The exercise: Render every entry exactly as it appears.

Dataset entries
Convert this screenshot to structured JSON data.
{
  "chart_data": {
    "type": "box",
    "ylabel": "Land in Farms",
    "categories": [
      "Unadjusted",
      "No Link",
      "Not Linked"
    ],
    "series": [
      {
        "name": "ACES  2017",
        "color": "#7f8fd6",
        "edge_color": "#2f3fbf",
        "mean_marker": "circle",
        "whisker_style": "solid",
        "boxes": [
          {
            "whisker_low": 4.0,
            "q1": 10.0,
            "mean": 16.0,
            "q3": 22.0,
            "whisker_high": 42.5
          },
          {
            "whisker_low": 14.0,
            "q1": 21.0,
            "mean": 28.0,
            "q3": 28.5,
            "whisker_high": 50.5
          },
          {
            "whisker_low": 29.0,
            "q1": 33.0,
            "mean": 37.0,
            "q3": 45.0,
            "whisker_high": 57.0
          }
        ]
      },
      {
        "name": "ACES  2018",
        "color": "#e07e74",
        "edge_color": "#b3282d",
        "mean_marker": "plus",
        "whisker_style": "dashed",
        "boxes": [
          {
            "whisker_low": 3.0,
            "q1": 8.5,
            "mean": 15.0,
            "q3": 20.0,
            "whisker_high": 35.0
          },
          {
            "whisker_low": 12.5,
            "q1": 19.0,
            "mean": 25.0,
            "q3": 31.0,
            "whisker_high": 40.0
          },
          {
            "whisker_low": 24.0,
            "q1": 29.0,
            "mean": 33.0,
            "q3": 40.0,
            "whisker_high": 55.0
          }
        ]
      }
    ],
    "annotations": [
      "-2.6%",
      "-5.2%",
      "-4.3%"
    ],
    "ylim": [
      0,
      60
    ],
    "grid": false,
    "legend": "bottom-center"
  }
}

Problem solution:
Convert this screenshot to structured JSON data.
{
  "chart_data": {
    "type": "box",
    "ylabel": "Land in Farms",
    "categories": [
      "Unadjusted",
      "No Link",
      "Not Linked"
    ],
    "series": [
      {
        "name": "ACES  2017",
        "color": "#7f8fd6",
        "edge_color": "#2f3fbf",
        "mean_marker": "circle",
        "whisker_style": "solid",
        "boxes": [
          {
            "whisker_low": 4.0,
            "q1": 10.0,
            "mean": 16.0,
            "q3": 22.0,
            "whisker_high": 42.5
          },
          {
            "whisker_low": 14.0,
            "q1": 21.0,
            "mean": 28.0,
            "q3": 28.5,
            "whisker_high": 50.5
          },
          {
            "whisker_low": 29.0,
            "q1": 33.0,
            "mean": 37.0,
            "q3": 45.0,
            "whisker_high": 57.0
          }
        ]
      },
      {
        "name": "ACES  2018",
        "color": "#e07e74",
        "edge_color": "#b3282d",
        "mean_marker": "plus",
        "whisker_style": "dashed",
        "boxes": [
          {
            "whisker_low": 3.0,
            "q1": 8.5,
            "mean": 15.0,
            "q3": 20.0,
            "whisker_high": 35.0
          },
          {
            "whisker_low": 12.5,
            "q1": 19.0,
            "mean": 25.0,
            "q3": 31.0,
            "whisker_high": 40.0
          },
          {
            "whisker_low": 24.0,
            "q1": 29.0,
            "mean": 33.0,
            "q3": 40.0,
            "whisker_high": 55.0
          }
        ]
      }
    ],
    "annotations": [
      "-2.6%",
      "-5.2%",
      "-4.3%"
    ],
    "ylim": [
      0,
      60
    ],
    "grid": false,
    "legend": "bottom-center"
  }
}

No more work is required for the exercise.